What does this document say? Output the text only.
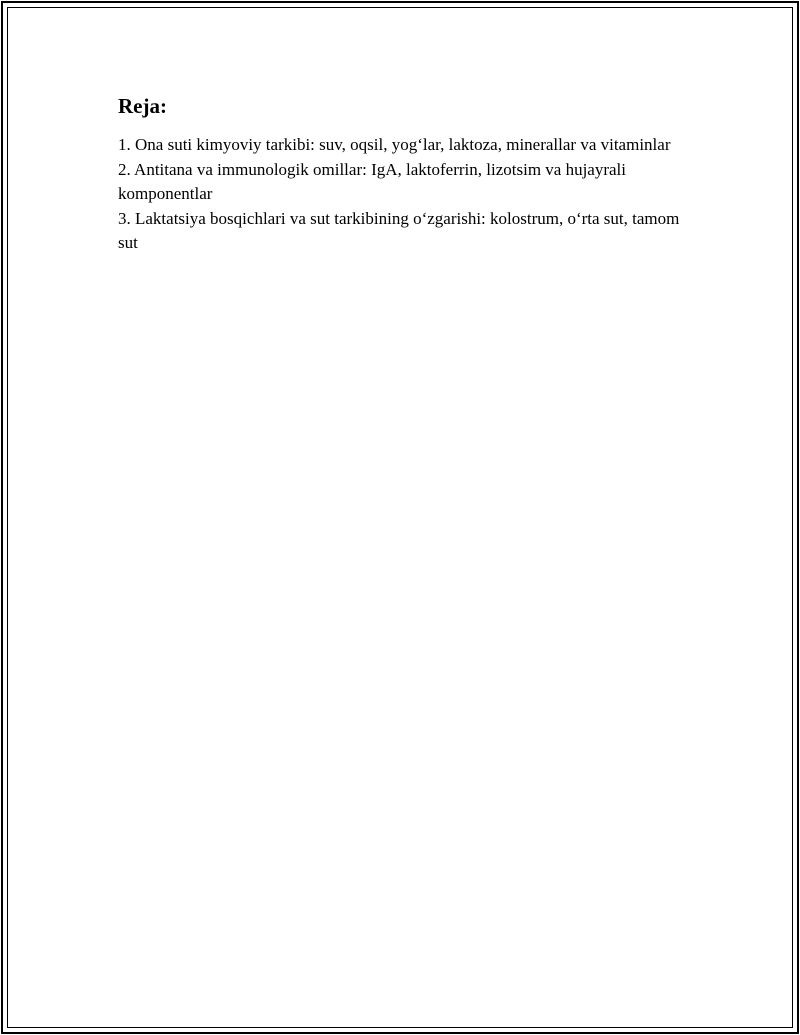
Reja:
1. Ona suti kimyoviy tarkibi: suv, oqsil, yog‘lar, laktoza, minerallar va vitaminlar
2. Antitana va immunologik omillar: IgA, laktoferrin, lizotsim va hujayrali komponentlar
3. Laktatsiya bosqichlari va sut tarkibining o‘zgarishi: kolostrum, o‘rta sut, tamom sut
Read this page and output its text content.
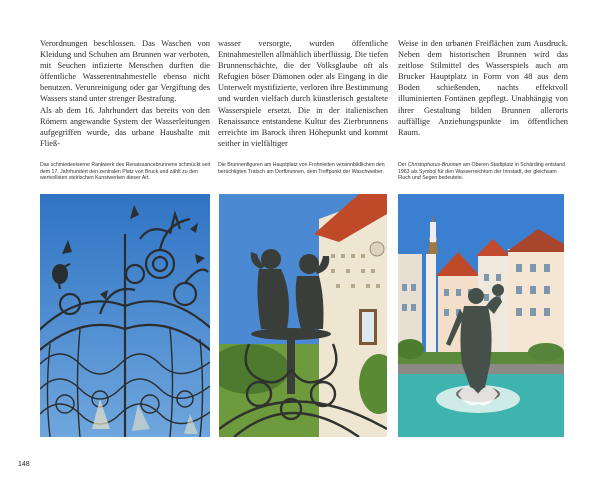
Verordnungen beschlossen. Das Waschen von Kleidung und Schuhen am Brunnen war verboten, mit Seuchen infizierte Menschen durften die öffentliche Wasserentnahmestelle ebenso nicht benutzen. Verunreinigung oder gar Vergiftung des Wassers stand unter strenger Bestrafung.

Als ab dem 16. Jahrhundert das bereits von den Römern angewandte System der Wasserleitungen aufgegriffen wurde, das urbane Haushalte mit Fließ-

wasser versorgte, wurden öffentliche Entnahmestellen allmählich überflüssig. Die tiefen Brunnenschächte, die der Volksglaube oft als Refugien böser Dämonen oder als Eingang in die Unterwelt mystifizierte, verloren ihre Bestimmung und wurden vielfach durch künstlerisch gestaltete Wasserspiele ersetzt. Die in der italienischen Renaissance entstandene Kultur des Zierbrunnens erreichte im Barock ihren Höhepunkt und kommt seither in vielfältiger

Weise in den urbanen Freiflächen zum Ausdruck. Neben dem historischen Brunnen wird das zeitlose Stilmittel des Wasserspiels auch am Brucker Hauptplatz in Form von 48 aus dem Boden schießenden, nachts effektvoll illuminierten Fontänen gepflegt. Unabhängig von ihrer Gestaltung bilden Brunnen allerorts auffällige Anziehungspunkte im öffentlichen Raum.

Das schmiedeeiserne Rankwerk des Renaissancebrunnens schmückt seit dem 17. Jahrhundert den zentralen Platz von Bruck und zählt zu den wertvollsten steirischen Kunstwerken dieser Art.
Die Brunnenfiguren am Hauptplatz von Frohnleiten versinnbildlichen den berüchtigten Tratsch am Dorfbrunnen, dem Treffpunkt der Waschweiber.
Der Christophorus-Brunnen am Oberen Stadtplatz in Schärding entstand 1963 als Symbol für den Wasserreichtum der Innstadt, der gleichsam Fluch und Segen bedeutete.
148
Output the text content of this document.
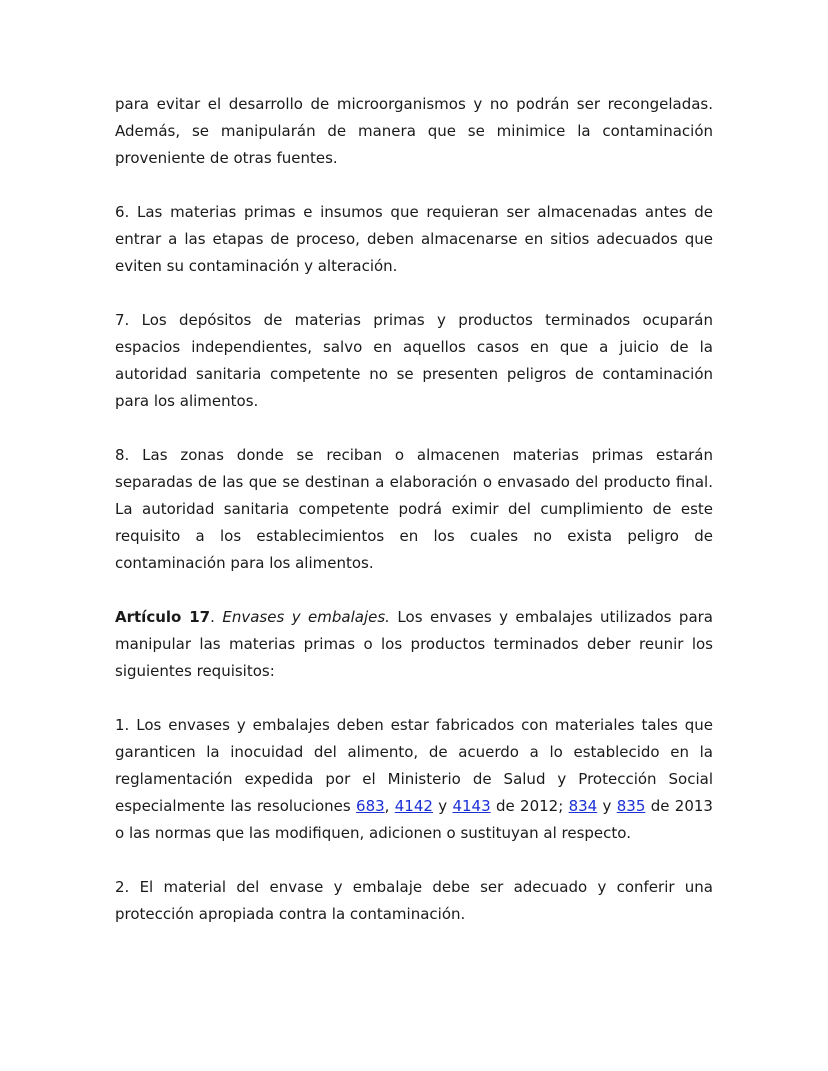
para evitar el desarrollo de microorganismos y no podrán ser recongeladas. Además, se manipularán de manera que se minimice la contaminación proveniente de otras fuentes.

6. Las materias primas e insumos que requieran ser almacenadas antes de entrar a las etapas de proceso, deben almacenarse en sitios adecuados que eviten su contaminación y alteración.

7. Los depósitos de materias primas y productos terminados ocuparán espacios independientes, salvo en aquellos casos en que a juicio de la autoridad sanitaria competente no se presenten peligros de contaminación para los alimentos.

8. Las zonas donde se reciban o almacenen materias primas estarán separadas de las que se destinan a elaboración o envasado del producto final. La autoridad sanitaria competente podrá eximir del cumplimiento de este requisito a los establecimientos en los cuales no exista peligro de contaminación para los alimentos.

Artículo 17. Envases y embalajes. Los envases y embalajes utilizados para manipular las materias primas o los productos terminados deber reunir los siguientes requisitos:

1. Los envases y embalajes deben estar fabricados con materiales tales que garanticen la inocuidad del alimento, de acuerdo a lo establecido en la reglamentación expedida por el Ministerio de Salud y Protección Social especialmente las resoluciones 683, 4142 y 4143 de 2012; 834 y 835 de 2013 o las normas que las modifiquen, adicionen o sustituyan al respecto.

2. El material del envase y embalaje debe ser adecuado y conferir una protección apropiada contra la contaminación.
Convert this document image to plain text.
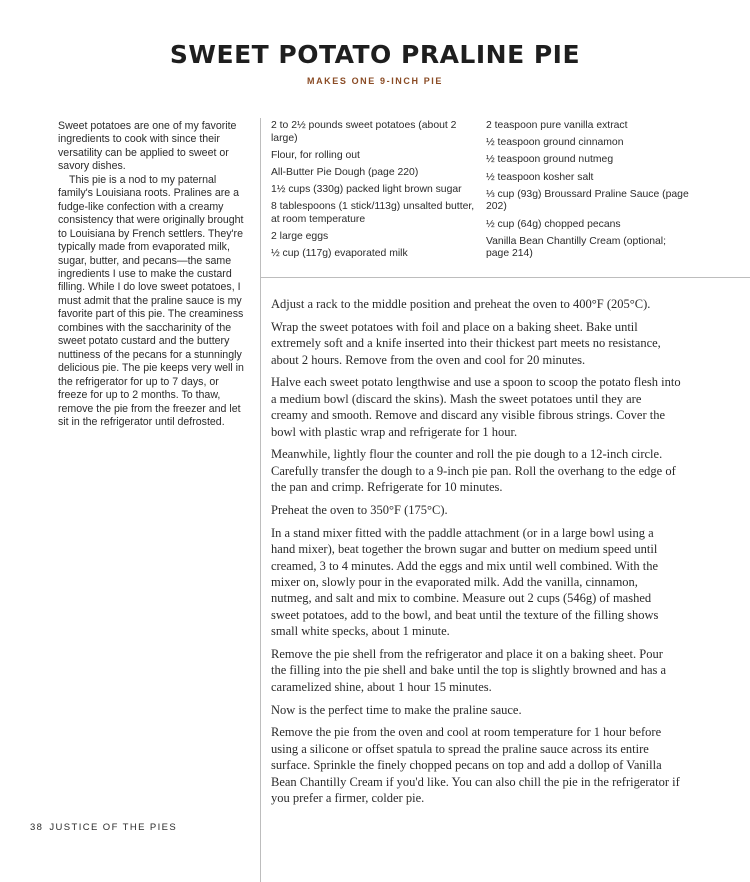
SWEET POTATO PRALINE PIE
MAKES ONE 9-INCH PIE

Sweet potatoes are one of my favorite ingredients to cook with since their versatility can be applied to sweet or savory dishes.

This pie is a nod to my paternal family's Louisiana roots. Pralines are a fudge-like confection with a creamy consistency that were originally brought to Louisiana by French settlers. They're typically made from evaporated milk, sugar, butter, and pecans—the same ingredients I use to make the custard filling. While I do love sweet potatoes, I must admit that the praline sauce is my favorite part of this pie. The creaminess combines with the saccharinity of the sweet potato custard and the buttery nuttiness of the pecans for a stunningly delicious pie. The pie keeps very well in the refrigerator for up to 7 days, or freeze for up to 2 months. To thaw, remove the pie from the freezer and let sit in the refrigerator until defrosted.

2 to 2½ pounds sweet potatoes (about 2 large)
Flour, for rolling out
All-Butter Pie Dough (page 220)
1½ cups (330g) packed light brown sugar
8 tablespoons (1 stick/113g) unsalted butter, at room temperature
2 large eggs
½ cup (117g) evaporated milk
2 teaspoon pure vanilla extract
½ teaspoon ground cinnamon
½ teaspoon ground nutmeg
½ teaspoon kosher salt
⅓ cup (93g) Broussard Praline Sauce (page 202)
½ cup (64g) chopped pecans
Vanilla Bean Chantilly Cream (optional; page 214)

Adjust a rack to the middle position and preheat the oven to 400°F (205°C).

Wrap the sweet potatoes with foil and place on a baking sheet. Bake until extremely soft and a knife inserted into their thickest part meets no resistance, about 2 hours. Remove from the oven and cool for 20 minutes.

Halve each sweet potato lengthwise and use a spoon to scoop the potato flesh into a medium bowl (discard the skins). Mash the sweet potatoes until they are creamy and smooth. Remove and discard any visible fibrous strings. Cover the bowl with plastic wrap and refrigerate for 1 hour.

Meanwhile, lightly flour the counter and roll the pie dough to a 12-inch circle. Carefully transfer the dough to a 9-inch pie pan. Roll the overhang to the edge of the pan and crimp. Refrigerate for 10 minutes.

Preheat the oven to 350°F (175°C).

In a stand mixer fitted with the paddle attachment (or in a large bowl using a hand mixer), beat together the brown sugar and butter on medium speed until creamed, 3 to 4 minutes. Add the eggs and mix until well combined. With the mixer on, slowly pour in the evaporated milk. Add the vanilla, cinnamon, nutmeg, and salt and mix to combine. Measure out 2 cups (546g) of mashed sweet potatoes, add to the bowl, and beat until the texture of the filling shows small white specks, about 1 minute.

Remove the pie shell from the refrigerator and place it on a baking sheet. Pour the filling into the pie shell and bake until the top is slightly browned and has a caramelized shine, about 1 hour 15 minutes.

Now is the perfect time to make the praline sauce.

Remove the pie from the oven and cool at room temperature for 1 hour before using a silicone or offset spatula to spread the praline sauce across its entire surface. Sprinkle the finely chopped pecans on top and add a dollop of Vanilla Bean Chantilly Cream if you'd like. You can also chill the pie in the refrigerator if you prefer a firmer, colder pie.

38 JUSTICE OF THE PIES
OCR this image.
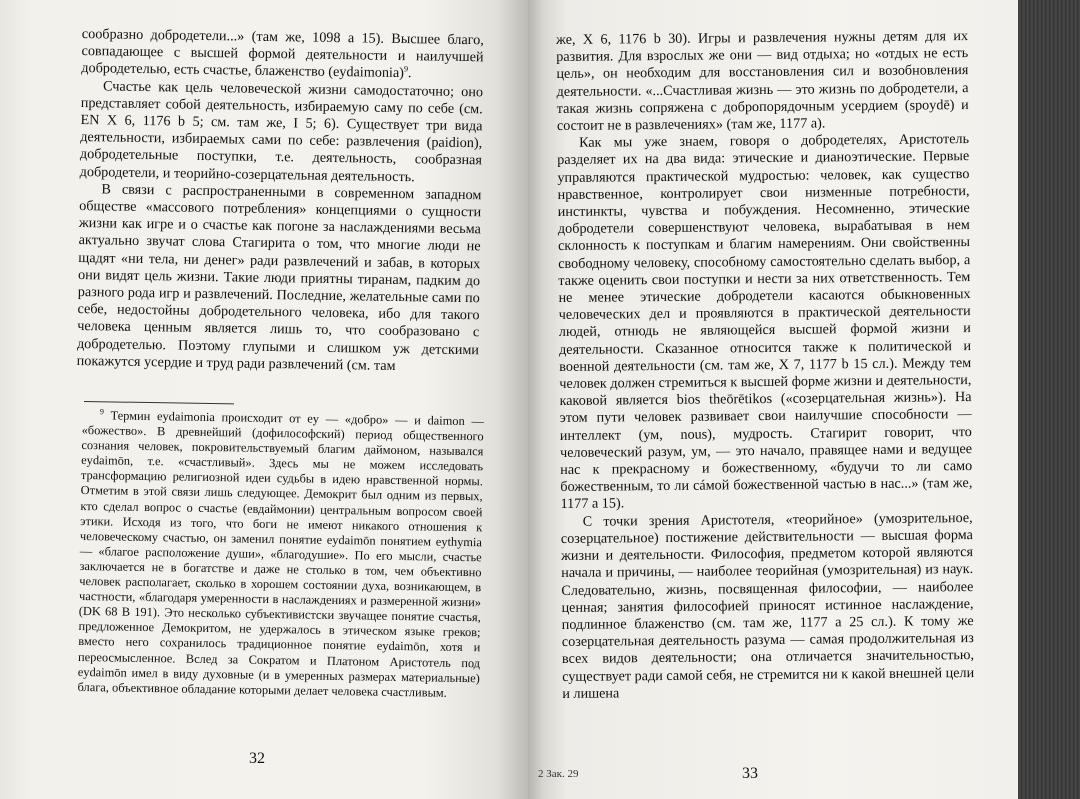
сообразно добродетели...» (там же, 1098 а 15). Высшее благо, совпадающее с высшей формой деятельности и наилучшей добродетелью, есть счастье, блаженство (eydaimonia)$^9$.

Счастье как цель человеческой жизни самодостаточно; оно представляет собой деятельность, избираемую саму по себе (см. EN X 6, 1176 b 5; см. там же, I 5; 6). Существует три вида деятельности, избираемых сами по себе: развлечения (paidion), добродетельные поступки, т.е. деятельность, сообразная добродетели, и теорийно-созерцательная деятельность.

В связи с распространенными в современном западном обществе «массового потребления» концепциями о сущности жизни как игре и о счастье как погоне за наслаждениями весьма актуально звучат слова Стагирита о том, что многие люди не щадят «ни тела, ни денег» ради развлечений и забав, в которых они видят цель жизни. Такие люди приятны тиранам, падким до разного рода игр и развлечений. Последние, желательные сами по себе, недостойны добродетельного человека, ибо для такого человека ценным является лишь то, что сообразовано с добродетелью. Поэтому глупыми и слишком уж детскими покажутся усердие и труд ради развлечений (см. там

$^9$ Термин eydaimonia происходит от ey — «добро» — и daimon — «божество». В древнейший (дофилософский) период общественного сознания человек, покровительствуемый благим даймоном, назывался eydaimōn, т.е. «счастливый». Здесь мы не можем исследовать трансформацию религиозной идеи судьбы в идею нравственной нормы. Отметим в этой связи лишь следующее. Демокрит был одним из первых, кто сделал вопрос о счастье (евдаймонии) центральным вопросом своей этики. Исходя из того, что боги не имеют никакого отношения к человеческому счастью, он заменил понятие eydaimōn понятием eythymia — «благое расположение души», «благодушие». По его мысли, счастье заключается не в богатстве и даже не столько в том, чем объективно человек располагает, сколько в хорошем состоянии духа, возникающем, в частности, «благодаря умеренности в наслаждениях и размеренной жизни» (DK 68 B 191). Это несколько субъективистски звучащее понятие счастья, предложенное Демокритом, не удержалось в этическом языке греков; вместо него сохранилось традиционное понятие eydaimōn, хотя и переосмысленное. Вслед за Сократом и Платоном Аристотель под eydaimōn имел в виду духовные (и в умеренных размерах материальные) блага, объективное обладание которыми делает человека счастливым.

32

же, X 6, 1176 b 30). Игры и развлечения нужны детям для их развития. Для взрослых же они — вид отдыха; но «отдых не есть цель», он необходим для восстановления сил и возобновления деятельности. «...Счастливая жизнь — это жизнь по добродетели, а такая жизнь сопряжена с добропорядочным усердием (spoydē) и состоит не в развлечениях» (там же, 1177 а).

Как мы уже знаем, говоря о добродетелях, Аристотель разделяет их на два вида: этические и дианоэтические. Первые управляются практической мудростью: человек, как существо нравственное, контролирует свои низменные потребности, инстинкты, чувства и побуждения. Несомненно, этические добродетели совершенствуют человека, вырабатывая в нем склонность к поступкам и благим намерениям. Они свойственны свободному человеку, способному самостоятельно сделать выбор, а также оценить свои поступки и нести за них ответственность. Тем не менее этические добродетели касаются обыкновенных человеческих дел и проявляются в практической деятельности людей, отнюдь не являющейся высшей формой жизни и деятельности. Сказанное относится также к политической и военной деятельности (см. там же, X 7, 1177 b 15 сл.). Между тем человек должен стремиться к высшей форме жизни и деятельности, каковой является bios theōrētikos («созерцательная жизнь»). На этом пути человек развивает свои наилучшие способности — интеллект (ум, nous), мудрость. Стагирит говорит, что человеческий разум, ум, — это начало, правящее нами и ведущее нас к прекрасному и божественному, «будучи то ли само божественным, то ли сáмой божественной частью в нас...» (там же, 1177 а 15).

С точки зрения Аристотеля, «теорийное» (умозрительное, созерцательное) постижение действительности — высшая форма жизни и деятельности. Философия, предметом которой являются начала и причины, — наиболее теорийная (умозрительная) из наук. Следовательно, жизнь, посвященная философии, — наиболее ценная; занятия философией приносят истинное наслаждение, подлинное блаженство (см. там же, 1177 а 25 сл.). К тому же созерцательная деятельность разума — самая продолжительная из всех видов деятельности; она отличается значительностью, существует ради самой себя, не стремится ни к какой внешней цели и лишена

2 Зак. 29	33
* * * *
:: REQUIRED WORK ::
List every line above containing the word "sheet".

:: REPLY ::
Wrap the sweet potatoes with foil and place on a baking sheet. Bake until extremely soft and a knife inserted into their thickest part meets no resistance, about 2 hours. Remove from the oven and cool for 20 minutes.
Remove the pie shell from the refrigerator and place it on a baking sheet. Pour the filling into the pie shell and bake until the top is slightly browned and has a caramelized shine, about 1 hour 15 minutes.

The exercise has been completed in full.